任务目标:
1. 把摘要里从"摘 要:对于中国的城乡关系经"到"一种理想中国的城乡发展之路。"这一段重写一遍，并把其中的"城乡关系"都改成"城乡格局"。
2. 根据摘要，乡村人类学为什么会出现自我转向？请用一到三句话说明。

___ 给定文段 ___

摘 要:对于中国的城乡关系经历了从城乡中国到理想中国的一种转变,这种理想中国所根本追求的便是一种交融、互惠与理解的乡村振兴,同时一种乡村振兴的人类学的发展目标也日益得到了突显和涌现。现实乡村曾经是被城市目光所予以看轻的乡村,而转换到一种理想乡村,它将是城市之人心中向往和乐于移去之地。城乡关系的这一转变也在激发出来一种乡村人类学的自我转向。这种转向会根基于基础性的人与土地之间的特有关联,维护着农耕社会的群体认同,借由一种城乡间的分隔与融合,而实现一种理想中国的城乡发展之路。

___ 数据内容 ___

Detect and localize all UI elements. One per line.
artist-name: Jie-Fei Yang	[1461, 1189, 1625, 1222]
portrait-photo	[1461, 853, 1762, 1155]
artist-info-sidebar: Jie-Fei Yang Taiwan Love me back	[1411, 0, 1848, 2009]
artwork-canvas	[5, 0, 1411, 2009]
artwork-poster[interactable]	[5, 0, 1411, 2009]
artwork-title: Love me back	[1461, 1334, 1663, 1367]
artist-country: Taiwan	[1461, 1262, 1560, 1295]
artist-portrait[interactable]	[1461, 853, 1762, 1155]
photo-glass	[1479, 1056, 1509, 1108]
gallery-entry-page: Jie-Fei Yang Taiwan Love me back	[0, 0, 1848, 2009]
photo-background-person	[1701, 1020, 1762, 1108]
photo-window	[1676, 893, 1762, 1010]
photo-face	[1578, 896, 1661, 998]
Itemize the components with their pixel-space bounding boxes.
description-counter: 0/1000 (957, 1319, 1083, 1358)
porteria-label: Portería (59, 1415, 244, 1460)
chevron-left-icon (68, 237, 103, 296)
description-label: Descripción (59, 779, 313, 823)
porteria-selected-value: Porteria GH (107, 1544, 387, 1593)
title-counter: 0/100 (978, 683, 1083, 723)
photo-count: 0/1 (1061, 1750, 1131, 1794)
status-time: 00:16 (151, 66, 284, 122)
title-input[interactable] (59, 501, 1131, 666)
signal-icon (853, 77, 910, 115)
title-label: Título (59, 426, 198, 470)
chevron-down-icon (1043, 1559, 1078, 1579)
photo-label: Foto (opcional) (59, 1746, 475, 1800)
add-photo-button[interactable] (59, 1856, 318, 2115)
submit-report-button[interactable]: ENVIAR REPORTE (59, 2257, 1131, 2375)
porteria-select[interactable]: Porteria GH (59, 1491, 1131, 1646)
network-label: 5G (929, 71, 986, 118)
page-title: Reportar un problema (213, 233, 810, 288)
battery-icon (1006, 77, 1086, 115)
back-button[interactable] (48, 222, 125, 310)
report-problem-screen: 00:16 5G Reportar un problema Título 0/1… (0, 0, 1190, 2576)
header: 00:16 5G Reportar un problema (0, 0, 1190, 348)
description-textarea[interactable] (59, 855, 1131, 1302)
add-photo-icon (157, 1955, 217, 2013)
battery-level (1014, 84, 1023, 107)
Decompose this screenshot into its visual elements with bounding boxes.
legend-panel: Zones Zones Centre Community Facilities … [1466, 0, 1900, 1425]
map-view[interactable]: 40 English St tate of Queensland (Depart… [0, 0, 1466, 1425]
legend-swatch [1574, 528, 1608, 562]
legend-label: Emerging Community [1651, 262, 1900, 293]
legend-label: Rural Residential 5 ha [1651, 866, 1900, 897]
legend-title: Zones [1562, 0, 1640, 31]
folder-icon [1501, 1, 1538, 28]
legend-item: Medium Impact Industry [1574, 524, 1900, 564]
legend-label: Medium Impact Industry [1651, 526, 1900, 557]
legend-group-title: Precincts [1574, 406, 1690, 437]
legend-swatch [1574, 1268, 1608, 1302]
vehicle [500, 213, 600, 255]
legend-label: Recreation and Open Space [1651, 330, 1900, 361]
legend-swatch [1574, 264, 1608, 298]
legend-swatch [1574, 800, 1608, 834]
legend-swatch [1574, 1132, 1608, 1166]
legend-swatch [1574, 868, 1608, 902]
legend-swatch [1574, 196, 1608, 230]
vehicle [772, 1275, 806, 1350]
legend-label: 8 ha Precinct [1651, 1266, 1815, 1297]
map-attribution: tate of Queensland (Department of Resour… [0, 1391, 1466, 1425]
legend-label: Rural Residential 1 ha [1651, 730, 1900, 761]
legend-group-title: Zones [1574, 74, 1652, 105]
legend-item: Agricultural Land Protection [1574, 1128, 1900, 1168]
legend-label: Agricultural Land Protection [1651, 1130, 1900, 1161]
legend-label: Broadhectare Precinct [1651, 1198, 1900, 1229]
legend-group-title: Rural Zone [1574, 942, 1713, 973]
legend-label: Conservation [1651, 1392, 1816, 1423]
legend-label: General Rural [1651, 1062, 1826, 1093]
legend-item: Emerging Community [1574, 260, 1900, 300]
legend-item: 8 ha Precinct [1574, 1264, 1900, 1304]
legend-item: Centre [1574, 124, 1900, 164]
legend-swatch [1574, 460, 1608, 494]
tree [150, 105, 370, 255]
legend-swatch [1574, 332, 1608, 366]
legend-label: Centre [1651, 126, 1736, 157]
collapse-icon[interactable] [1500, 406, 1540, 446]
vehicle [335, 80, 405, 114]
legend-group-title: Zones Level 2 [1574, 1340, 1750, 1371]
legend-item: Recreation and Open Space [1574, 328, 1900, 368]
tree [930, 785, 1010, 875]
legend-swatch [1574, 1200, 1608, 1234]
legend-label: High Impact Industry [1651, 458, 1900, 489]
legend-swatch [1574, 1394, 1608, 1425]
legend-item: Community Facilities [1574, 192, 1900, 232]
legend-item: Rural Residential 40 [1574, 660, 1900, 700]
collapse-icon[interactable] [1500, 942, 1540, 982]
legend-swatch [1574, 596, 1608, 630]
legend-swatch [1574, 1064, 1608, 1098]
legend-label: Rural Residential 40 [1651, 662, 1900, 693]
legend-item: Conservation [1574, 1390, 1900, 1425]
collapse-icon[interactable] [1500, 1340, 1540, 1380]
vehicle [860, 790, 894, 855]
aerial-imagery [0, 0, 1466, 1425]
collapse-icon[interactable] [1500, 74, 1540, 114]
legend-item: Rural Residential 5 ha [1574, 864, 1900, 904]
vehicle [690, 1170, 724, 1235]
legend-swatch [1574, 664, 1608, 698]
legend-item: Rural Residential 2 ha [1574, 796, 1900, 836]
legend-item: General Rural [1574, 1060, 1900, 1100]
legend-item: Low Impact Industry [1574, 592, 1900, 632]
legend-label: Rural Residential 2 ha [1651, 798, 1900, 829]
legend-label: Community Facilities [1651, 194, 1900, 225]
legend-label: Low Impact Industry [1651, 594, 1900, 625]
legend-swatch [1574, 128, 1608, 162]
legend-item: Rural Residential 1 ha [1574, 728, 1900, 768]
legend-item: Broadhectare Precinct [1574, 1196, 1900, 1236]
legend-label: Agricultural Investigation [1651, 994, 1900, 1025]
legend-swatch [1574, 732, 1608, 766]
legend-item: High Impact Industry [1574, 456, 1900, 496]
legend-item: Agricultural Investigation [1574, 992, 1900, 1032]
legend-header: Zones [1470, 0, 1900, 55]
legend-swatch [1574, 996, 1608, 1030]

___

参考答案:
1.
摘 要:对于中国的城乡格局经历了从城乡中国到理想中国的一种转变,这种理想中国所根本追求的便是一种交融、互惠与理解的乡村振兴,同时一种乡村振兴的人类学的发展目标也日益得到了突显和涌现。现实乡村曾经是被城市目光所予以看轻的乡村,而转换到一种理想乡村,它将是城市之人心中向往和乐于移去之地。城乡格局的这一转变也在激发出来一种乡村人类学的自我转向。这种转向会根基于基础性的人与土地之间的特有关联,维护着农耕社会的群体认同,借由一种城乡间的分隔与融合,而实现一种理想中国的城乡发展之路。

2. 因为中国的城乡关系正在从城乡中国转向理想中国。乡村原本被城市看轻，如今要变成城市人向往、乐意搬去的理想乡村。这一转变激发了乡村人类学的自我转向。